What the task requires
Which lines include the word "Dániel"? Copy each of them.

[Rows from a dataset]

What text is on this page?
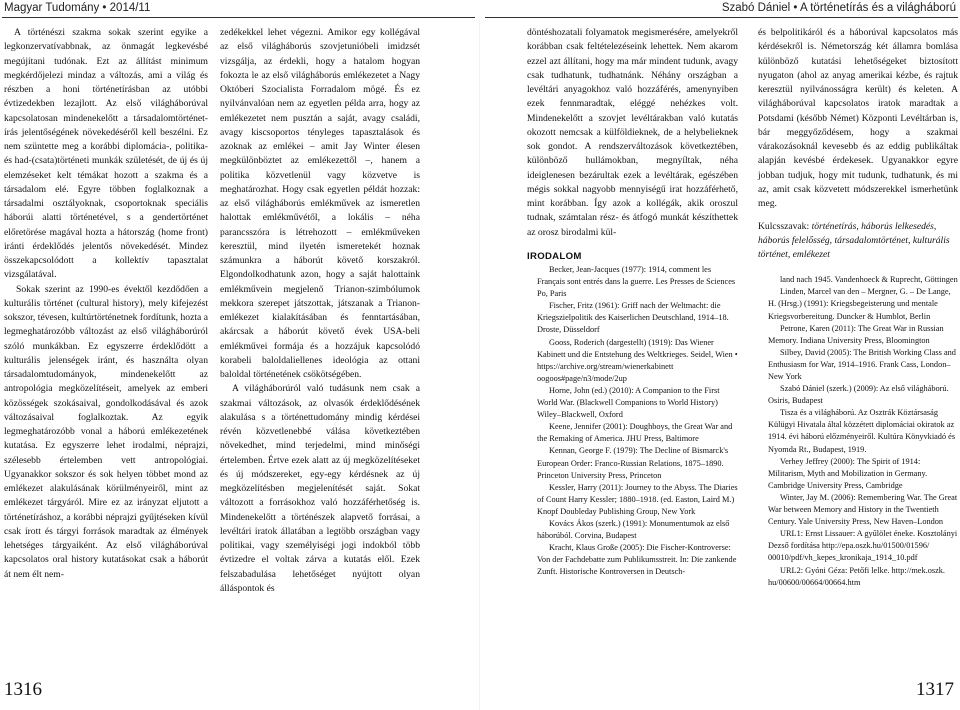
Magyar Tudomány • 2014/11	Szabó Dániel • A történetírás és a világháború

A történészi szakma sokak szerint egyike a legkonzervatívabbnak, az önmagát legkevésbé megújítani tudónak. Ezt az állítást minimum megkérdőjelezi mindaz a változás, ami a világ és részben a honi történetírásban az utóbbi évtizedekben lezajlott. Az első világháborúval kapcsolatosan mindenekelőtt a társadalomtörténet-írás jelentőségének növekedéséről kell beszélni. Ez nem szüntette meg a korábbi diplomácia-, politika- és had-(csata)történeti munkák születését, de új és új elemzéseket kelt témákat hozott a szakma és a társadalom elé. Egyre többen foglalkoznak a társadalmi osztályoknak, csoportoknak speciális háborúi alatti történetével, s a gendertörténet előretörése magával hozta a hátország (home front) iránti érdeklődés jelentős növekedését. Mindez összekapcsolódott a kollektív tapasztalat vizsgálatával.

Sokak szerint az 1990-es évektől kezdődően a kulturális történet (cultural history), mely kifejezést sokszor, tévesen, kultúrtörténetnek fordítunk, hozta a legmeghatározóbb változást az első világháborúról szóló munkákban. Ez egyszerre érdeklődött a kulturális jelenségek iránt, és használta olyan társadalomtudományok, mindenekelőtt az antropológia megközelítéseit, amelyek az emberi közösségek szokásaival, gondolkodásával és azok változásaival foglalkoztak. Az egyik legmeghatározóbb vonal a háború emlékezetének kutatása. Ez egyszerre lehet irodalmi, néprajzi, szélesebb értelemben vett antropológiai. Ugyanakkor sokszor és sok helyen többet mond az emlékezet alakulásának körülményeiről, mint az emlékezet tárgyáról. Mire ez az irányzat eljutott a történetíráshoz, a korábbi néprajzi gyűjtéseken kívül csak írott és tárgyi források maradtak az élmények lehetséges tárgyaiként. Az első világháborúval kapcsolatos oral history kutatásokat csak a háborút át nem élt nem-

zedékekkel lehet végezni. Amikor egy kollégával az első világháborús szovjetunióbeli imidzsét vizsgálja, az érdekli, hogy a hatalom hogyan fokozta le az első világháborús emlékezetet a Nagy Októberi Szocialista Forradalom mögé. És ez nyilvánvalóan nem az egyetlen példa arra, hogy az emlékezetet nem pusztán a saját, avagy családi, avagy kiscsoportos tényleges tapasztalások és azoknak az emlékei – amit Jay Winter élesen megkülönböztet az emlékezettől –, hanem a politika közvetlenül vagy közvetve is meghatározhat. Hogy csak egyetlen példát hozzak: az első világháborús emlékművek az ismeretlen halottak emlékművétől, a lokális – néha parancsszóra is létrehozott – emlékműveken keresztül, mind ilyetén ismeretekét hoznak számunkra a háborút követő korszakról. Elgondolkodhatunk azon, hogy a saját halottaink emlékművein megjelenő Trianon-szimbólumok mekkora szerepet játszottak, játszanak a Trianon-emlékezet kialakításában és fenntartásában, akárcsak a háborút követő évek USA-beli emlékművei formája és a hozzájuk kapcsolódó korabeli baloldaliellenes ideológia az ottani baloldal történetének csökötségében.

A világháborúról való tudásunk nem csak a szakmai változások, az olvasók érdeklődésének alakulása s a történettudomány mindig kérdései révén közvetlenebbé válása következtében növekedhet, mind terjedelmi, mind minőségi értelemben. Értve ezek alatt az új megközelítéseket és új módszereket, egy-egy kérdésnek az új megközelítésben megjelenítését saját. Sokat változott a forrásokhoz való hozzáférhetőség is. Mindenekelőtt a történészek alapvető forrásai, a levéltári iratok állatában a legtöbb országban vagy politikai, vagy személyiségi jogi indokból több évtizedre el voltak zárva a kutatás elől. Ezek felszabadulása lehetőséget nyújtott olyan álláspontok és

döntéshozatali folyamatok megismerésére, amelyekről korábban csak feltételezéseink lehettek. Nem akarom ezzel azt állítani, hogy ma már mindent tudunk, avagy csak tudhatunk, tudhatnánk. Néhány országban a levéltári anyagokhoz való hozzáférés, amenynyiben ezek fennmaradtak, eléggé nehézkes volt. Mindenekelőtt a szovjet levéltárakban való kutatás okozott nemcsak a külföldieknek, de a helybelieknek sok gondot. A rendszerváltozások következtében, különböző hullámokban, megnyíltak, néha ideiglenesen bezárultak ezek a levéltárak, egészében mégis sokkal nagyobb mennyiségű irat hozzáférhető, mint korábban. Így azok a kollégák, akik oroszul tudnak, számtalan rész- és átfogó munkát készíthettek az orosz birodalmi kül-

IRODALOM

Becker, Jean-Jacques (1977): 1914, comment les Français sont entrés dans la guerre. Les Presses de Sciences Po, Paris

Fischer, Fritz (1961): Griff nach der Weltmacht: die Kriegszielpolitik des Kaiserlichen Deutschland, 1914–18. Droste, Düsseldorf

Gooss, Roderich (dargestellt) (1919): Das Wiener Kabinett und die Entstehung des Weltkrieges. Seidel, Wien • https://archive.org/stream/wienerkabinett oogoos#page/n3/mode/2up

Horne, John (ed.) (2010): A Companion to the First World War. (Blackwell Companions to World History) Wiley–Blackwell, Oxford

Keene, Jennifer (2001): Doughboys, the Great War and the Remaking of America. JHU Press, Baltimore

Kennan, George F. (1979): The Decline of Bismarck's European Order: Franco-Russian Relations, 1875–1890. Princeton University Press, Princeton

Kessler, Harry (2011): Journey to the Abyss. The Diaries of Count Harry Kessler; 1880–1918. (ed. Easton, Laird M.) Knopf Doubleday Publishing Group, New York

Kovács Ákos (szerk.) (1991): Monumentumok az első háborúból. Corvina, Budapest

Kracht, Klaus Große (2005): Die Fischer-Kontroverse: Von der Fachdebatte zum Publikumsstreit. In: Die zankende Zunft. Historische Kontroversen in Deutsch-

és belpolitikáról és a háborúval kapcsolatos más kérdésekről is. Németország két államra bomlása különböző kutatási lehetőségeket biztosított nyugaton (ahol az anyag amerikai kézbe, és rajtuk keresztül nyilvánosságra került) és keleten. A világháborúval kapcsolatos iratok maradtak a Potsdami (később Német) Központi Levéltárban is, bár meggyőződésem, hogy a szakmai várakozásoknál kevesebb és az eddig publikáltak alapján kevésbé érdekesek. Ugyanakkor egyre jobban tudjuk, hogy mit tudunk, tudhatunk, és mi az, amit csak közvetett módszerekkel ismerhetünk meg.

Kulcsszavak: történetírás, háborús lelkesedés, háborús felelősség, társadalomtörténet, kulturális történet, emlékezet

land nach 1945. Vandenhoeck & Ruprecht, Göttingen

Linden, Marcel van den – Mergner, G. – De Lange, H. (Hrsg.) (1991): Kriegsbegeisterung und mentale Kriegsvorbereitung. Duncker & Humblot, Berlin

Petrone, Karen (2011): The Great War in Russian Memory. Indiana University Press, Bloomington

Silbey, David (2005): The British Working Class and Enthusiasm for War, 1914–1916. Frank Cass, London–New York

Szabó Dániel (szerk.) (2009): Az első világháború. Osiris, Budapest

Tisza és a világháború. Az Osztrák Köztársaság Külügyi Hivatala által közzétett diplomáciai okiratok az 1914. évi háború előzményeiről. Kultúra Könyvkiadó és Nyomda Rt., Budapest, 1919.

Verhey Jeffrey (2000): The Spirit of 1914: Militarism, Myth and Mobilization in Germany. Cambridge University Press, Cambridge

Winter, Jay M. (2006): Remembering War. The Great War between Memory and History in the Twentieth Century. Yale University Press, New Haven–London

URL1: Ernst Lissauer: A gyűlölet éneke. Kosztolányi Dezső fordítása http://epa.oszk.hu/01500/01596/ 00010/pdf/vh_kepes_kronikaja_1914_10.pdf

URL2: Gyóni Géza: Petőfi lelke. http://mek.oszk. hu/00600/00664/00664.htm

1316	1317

Answer to this exercise
Magyar Tudomány • 2014/11	Szabó Dániel • A történetírás és a világháború
Szabó Dániel (szerk.) (2009): Az első világháború. Osiris, Budapest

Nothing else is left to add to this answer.